[Region annotation records]
-------------------------

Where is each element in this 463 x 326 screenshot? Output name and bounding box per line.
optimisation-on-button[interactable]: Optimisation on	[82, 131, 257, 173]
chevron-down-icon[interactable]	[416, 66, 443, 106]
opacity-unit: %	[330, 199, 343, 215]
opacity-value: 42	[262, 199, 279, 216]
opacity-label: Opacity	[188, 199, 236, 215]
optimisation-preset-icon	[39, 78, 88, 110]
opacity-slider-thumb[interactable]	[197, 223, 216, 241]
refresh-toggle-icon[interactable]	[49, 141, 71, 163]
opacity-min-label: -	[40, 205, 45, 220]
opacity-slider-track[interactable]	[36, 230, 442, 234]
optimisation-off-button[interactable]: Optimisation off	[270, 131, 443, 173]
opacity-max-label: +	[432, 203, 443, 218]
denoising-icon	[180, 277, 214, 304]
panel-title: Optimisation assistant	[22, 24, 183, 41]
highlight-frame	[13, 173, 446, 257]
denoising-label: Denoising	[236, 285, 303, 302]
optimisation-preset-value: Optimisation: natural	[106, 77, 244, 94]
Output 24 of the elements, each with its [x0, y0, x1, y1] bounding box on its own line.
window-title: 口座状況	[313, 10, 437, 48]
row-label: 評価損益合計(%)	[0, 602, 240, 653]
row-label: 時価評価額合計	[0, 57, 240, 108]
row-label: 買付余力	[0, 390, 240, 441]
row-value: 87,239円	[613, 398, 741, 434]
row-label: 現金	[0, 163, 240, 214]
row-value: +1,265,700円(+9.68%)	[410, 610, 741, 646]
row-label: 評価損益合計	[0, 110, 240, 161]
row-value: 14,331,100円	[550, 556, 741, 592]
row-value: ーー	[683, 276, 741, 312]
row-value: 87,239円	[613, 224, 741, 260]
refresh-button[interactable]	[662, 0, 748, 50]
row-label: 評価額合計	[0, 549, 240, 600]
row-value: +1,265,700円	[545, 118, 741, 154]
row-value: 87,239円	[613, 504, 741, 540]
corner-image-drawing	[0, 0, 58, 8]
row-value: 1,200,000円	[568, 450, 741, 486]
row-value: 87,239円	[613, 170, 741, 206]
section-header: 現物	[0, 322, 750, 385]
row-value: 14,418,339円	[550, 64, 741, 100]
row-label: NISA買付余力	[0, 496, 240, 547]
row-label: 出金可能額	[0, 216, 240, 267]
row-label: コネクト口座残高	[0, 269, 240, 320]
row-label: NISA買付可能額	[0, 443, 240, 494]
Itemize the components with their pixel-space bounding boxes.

-------------------------

Put each line of the entries above into a Markdown table with two columns, Row and Line. Give each line a row number and leave out any blank lines.

• _Output of the task_:
| Row | Line |
|---|---|
| 1 | Where is each element in this 463 x 326 screenshot? Output name and bounding box per line. |
| 2 | optimisation-on-button[interactable]: Optimisation on	[82, 131, 257, 173] |
| 3 | chevron-down-icon[interactable]	[416, 66, 443, 106] |
| 4 | opacity-unit: %	[330, 199, 343, 215] |
| 5 | opacity-value: 42	[262, 199, 279, 216] |
| 6 | opacity-label: Opacity	[188, 199, 236, 215] |
| 7 | optimisation-preset-icon	[39, 78, 88, 110] |
| 8 | opacity-slider-thumb[interactable]	[197, 223, 216, 241] |
| 9 | refresh-toggle-icon[interactable]	[49, 141, 71, 163] |
| 10 | opacity-min-label: -	[40, 205, 45, 220] |
| 11 | opacity-slider-track[interactable]	[36, 230, 442, 234] |
| 12 | optimisation-off-button[interactable]: Optimisation off	[270, 131, 443, 173] |
| 13 | opacity-max-label: +	[432, 203, 443, 218] |
| 14 | denoising-icon	[180, 277, 214, 304] |
| 15 | panel-title: Optimisation assistant	[22, 24, 183, 41] |
| 16 | highlight-frame	[13, 173, 446, 257] |
| 17 | denoising-label: Denoising	[236, 285, 303, 302] |
| 18 | optimisation-preset-value: Optimisation: natural	[106, 77, 244, 94] |
| 19 | Output 24 of the elements, each with its [x0, y0, x1, y1] bounding box on its own line. |
| 20 | window-title: 口座状況	[313, 10, 437, 48] |
| 21 | row-label: 評価損益合計(%)	[0, 602, 240, 653] |
| 22 | row-label: 時価評価額合計	[0, 57, 240, 108] |
| 23 | row-label: 買付余力	[0, 390, 240, 441] |
| 24 | row-value: 87,239円	[613, 398, 741, 434] |
| 25 | row-label: 現金	[0, 163, 240, 214] |
| 26 | row-value: +1,265,700円(+9.68%)	[410, 610, 741, 646] |
| 27 | row-label: 評価損益合計	[0, 110, 240, 161] |
| 28 | row-value: 14,331,100円	[550, 556, 741, 592] |
| 29 | row-value: ーー	[683, 276, 741, 312] |
| 30 | row-value: 87,239円	[613, 224, 741, 260] |
| 31 | refresh-button[interactable]	[662, 0, 748, 50] |
| 32 | row-label: 評価額合計	[0, 549, 240, 600] |
| 33 | row-value: +1,265,700円	[545, 118, 741, 154] |
| 34 | row-value: 87,239円	[613, 504, 741, 540] |
| 35 | corner-image-drawing	[0, 0, 58, 8] |
| 36 | row-value: 1,200,000円	[568, 450, 741, 486] |
| 37 | row-value: 87,239円	[613, 170, 741, 206] |
| 38 | section-header: 現物	[0, 322, 750, 385] |
| 39 | row-value: 14,418,339円	[550, 64, 741, 100] |
| 40 | row-label: NISA買付余力	[0, 496, 240, 547] |
| 41 | row-label: 出金可能額	[0, 216, 240, 267] |
| 42 | row-label: コネクト口座残高	[0, 269, 240, 320] |
| 43 | row-label: NISA買付可能額	[0, 443, 240, 494] |
| 44 | Itemize the components with their pixel-space bounding boxes. |